For one camp out there, my first point amounts to a “hatchet job” on the pope, making me complicit in a campaign led by The New York Times and other media outlets in trying to bring him down or to wound the church. For another crowd, point two is tantamount to a whitewash in favor of the pope. As one e-mailer put it to me succinctly, “Don’t you ever get tired of being an apologist for the Vatican?”

All of which makes me wonder: On an issue about which people feel so passionately, and one which so easily feeds all sorts of broader agenda about the church, the papacy, the media, and so on, is there actually a constituency for balance? Is there room for middle ground?

John Allen looks at Ratzinger/Benedict’s response to abuse

The growing numbers of news reports about Catholic Church sex-abuse scandals in Germany and Ireland will draw every possible reaction from observers.

Some will say that it’s about time that the media are focusing on decades of abuse.

Others will say that the abuse cases in question date back to the 60s, 70s and sometimes 80, and that it is irresponsible for the media to cover these things as if they happened yesterday.

*Data supplied*:
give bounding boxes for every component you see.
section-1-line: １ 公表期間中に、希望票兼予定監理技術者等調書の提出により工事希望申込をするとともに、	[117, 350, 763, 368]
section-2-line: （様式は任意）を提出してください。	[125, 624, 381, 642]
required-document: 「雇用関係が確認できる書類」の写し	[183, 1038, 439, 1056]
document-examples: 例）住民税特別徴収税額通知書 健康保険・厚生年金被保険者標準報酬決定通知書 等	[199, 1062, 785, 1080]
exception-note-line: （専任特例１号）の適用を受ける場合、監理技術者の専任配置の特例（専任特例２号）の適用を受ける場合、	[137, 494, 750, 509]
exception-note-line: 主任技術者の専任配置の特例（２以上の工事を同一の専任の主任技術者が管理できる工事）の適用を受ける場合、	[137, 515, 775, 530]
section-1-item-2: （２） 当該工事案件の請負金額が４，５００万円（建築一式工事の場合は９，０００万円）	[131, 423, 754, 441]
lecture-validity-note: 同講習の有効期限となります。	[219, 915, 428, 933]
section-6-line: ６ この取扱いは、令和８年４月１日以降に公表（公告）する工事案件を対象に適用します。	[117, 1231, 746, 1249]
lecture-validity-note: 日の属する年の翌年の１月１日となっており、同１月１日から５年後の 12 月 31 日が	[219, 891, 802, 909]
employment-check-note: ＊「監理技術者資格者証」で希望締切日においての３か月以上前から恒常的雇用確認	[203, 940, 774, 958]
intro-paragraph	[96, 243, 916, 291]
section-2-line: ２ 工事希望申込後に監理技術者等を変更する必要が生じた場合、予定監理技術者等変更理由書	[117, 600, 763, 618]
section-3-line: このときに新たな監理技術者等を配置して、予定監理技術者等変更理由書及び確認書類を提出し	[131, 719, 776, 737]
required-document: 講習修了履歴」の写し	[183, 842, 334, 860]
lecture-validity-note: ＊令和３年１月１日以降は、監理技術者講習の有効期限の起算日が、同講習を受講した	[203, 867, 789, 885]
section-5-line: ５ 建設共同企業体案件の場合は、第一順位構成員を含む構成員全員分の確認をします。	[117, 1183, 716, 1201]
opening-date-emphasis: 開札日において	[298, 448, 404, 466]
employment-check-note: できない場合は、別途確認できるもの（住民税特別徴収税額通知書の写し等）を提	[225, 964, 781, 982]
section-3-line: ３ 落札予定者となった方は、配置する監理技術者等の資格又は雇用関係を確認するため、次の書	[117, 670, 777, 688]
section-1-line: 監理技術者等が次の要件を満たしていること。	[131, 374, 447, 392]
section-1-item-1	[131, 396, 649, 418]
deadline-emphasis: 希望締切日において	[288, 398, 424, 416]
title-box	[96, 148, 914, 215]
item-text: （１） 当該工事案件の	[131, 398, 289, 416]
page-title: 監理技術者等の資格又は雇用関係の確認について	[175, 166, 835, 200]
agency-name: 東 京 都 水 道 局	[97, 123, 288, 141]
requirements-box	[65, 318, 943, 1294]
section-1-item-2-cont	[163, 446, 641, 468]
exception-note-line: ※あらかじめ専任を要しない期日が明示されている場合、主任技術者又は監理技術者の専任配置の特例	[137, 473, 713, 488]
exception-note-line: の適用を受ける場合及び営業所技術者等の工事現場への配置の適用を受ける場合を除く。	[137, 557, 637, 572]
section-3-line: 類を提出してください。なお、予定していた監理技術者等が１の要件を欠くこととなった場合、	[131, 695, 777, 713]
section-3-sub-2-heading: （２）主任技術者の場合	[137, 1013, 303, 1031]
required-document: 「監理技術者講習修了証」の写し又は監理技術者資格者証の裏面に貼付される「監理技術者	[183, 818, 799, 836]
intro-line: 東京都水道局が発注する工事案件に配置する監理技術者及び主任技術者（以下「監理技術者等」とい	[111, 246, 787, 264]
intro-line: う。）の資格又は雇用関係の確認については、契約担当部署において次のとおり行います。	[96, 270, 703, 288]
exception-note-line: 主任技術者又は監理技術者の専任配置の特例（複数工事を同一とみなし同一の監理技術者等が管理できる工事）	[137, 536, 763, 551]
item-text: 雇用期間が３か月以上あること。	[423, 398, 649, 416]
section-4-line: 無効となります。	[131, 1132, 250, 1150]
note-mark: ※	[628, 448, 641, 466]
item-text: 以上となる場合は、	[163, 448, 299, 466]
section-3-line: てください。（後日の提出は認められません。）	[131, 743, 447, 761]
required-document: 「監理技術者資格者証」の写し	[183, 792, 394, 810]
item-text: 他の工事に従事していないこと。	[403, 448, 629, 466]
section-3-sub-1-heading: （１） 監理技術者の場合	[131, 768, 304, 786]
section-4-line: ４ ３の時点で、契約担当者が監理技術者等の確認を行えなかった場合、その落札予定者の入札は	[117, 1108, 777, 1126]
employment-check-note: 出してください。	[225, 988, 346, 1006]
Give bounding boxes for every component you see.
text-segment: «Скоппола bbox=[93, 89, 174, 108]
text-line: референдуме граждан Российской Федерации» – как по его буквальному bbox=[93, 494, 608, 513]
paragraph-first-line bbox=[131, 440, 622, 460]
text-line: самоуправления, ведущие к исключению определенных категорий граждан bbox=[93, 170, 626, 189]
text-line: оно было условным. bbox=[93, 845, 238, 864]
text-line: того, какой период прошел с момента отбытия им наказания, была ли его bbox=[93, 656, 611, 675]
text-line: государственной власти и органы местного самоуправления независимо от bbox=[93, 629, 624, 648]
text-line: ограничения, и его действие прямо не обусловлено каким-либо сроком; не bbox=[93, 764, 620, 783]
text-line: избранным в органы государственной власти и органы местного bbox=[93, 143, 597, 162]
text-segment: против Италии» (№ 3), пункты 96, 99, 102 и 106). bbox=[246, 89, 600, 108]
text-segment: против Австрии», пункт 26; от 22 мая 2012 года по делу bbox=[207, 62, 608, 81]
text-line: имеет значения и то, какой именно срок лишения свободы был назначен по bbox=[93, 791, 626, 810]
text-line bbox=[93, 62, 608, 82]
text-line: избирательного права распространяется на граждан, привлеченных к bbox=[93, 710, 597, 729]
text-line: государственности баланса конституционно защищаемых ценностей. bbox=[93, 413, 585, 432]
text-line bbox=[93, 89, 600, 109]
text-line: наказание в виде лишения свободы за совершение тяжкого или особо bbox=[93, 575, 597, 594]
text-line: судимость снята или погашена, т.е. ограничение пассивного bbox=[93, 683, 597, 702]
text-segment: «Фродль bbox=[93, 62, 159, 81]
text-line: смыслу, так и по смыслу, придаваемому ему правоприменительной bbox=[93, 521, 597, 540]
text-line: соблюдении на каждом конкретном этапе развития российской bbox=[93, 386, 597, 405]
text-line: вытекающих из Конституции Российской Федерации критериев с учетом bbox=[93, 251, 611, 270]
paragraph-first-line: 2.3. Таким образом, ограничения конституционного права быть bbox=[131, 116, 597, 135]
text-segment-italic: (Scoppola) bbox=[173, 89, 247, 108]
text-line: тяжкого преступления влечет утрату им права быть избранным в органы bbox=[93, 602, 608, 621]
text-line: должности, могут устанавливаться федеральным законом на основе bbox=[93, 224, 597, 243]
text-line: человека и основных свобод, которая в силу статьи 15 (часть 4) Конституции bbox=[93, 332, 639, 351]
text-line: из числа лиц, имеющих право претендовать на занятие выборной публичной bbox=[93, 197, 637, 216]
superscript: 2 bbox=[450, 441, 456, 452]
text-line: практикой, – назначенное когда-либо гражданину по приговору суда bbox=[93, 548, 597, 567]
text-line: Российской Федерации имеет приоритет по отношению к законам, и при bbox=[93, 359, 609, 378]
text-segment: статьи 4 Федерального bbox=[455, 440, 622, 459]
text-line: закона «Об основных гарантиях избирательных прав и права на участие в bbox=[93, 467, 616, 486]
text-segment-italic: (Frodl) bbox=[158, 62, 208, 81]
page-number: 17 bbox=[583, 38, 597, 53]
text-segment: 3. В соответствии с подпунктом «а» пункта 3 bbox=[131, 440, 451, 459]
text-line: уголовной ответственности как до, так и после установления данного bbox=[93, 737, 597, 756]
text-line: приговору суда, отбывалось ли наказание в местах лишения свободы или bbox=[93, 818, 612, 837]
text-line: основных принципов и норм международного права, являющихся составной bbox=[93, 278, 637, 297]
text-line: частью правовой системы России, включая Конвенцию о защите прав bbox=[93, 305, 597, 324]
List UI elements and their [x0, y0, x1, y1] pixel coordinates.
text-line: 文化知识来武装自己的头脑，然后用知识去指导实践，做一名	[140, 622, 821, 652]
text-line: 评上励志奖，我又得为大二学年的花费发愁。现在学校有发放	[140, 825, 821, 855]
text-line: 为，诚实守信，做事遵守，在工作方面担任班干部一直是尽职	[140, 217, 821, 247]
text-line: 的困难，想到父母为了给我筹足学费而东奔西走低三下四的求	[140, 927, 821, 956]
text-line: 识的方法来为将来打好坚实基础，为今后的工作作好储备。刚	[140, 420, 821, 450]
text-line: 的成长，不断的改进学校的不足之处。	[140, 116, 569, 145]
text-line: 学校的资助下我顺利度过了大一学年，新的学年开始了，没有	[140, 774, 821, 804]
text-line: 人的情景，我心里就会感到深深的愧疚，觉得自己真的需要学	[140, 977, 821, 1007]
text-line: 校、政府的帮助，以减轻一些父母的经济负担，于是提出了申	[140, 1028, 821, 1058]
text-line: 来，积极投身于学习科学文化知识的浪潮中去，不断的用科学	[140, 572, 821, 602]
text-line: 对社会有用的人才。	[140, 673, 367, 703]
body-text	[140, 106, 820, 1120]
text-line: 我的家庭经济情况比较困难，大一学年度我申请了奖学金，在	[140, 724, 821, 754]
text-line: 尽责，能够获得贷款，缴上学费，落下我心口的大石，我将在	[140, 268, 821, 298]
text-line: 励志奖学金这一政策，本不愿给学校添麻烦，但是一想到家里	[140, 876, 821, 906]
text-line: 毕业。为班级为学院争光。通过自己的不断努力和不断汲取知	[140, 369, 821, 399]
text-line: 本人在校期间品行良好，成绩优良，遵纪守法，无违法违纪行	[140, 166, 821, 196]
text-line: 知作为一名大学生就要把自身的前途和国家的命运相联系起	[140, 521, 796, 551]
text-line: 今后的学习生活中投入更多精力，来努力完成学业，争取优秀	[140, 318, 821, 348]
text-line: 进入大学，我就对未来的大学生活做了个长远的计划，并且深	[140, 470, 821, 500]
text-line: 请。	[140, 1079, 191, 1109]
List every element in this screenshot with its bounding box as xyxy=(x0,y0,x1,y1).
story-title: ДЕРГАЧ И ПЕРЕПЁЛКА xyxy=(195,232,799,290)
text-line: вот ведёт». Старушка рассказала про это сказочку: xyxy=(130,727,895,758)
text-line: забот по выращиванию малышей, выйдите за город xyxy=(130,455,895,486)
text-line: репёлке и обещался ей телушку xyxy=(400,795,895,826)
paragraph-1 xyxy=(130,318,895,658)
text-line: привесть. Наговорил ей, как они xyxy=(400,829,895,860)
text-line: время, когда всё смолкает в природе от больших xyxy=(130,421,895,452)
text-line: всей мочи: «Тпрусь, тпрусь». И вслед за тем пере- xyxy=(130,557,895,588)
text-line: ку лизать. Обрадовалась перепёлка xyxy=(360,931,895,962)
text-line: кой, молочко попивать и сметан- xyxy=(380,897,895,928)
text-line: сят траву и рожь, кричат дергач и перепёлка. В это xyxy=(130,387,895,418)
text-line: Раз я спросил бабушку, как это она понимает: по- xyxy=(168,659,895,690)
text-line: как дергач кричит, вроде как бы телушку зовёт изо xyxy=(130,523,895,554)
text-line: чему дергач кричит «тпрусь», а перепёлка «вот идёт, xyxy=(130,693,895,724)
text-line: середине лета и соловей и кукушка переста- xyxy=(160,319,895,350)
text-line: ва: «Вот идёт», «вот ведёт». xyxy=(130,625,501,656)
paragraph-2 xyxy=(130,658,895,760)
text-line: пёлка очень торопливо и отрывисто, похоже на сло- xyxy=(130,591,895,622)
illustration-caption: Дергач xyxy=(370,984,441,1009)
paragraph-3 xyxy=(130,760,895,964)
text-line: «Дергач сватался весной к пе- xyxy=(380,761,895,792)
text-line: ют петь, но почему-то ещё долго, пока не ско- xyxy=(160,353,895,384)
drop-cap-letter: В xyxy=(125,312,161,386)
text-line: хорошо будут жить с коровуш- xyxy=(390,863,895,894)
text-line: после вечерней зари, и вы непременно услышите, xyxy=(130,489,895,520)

*Description of the task*: Rewrite the stretch of the passage on church abuse coverage from "The growing numbers" through "decades of abuse.", replacing "observers" with "commentators". The entries come from a separate source.

*Exercise result*:
The growing numbers of news reports about Catholic Church sex-abuse scandals in Germany and Ireland will draw every possible reaction from commentators.

Some will say that it’s about time that the media are focusing on decades of abuse.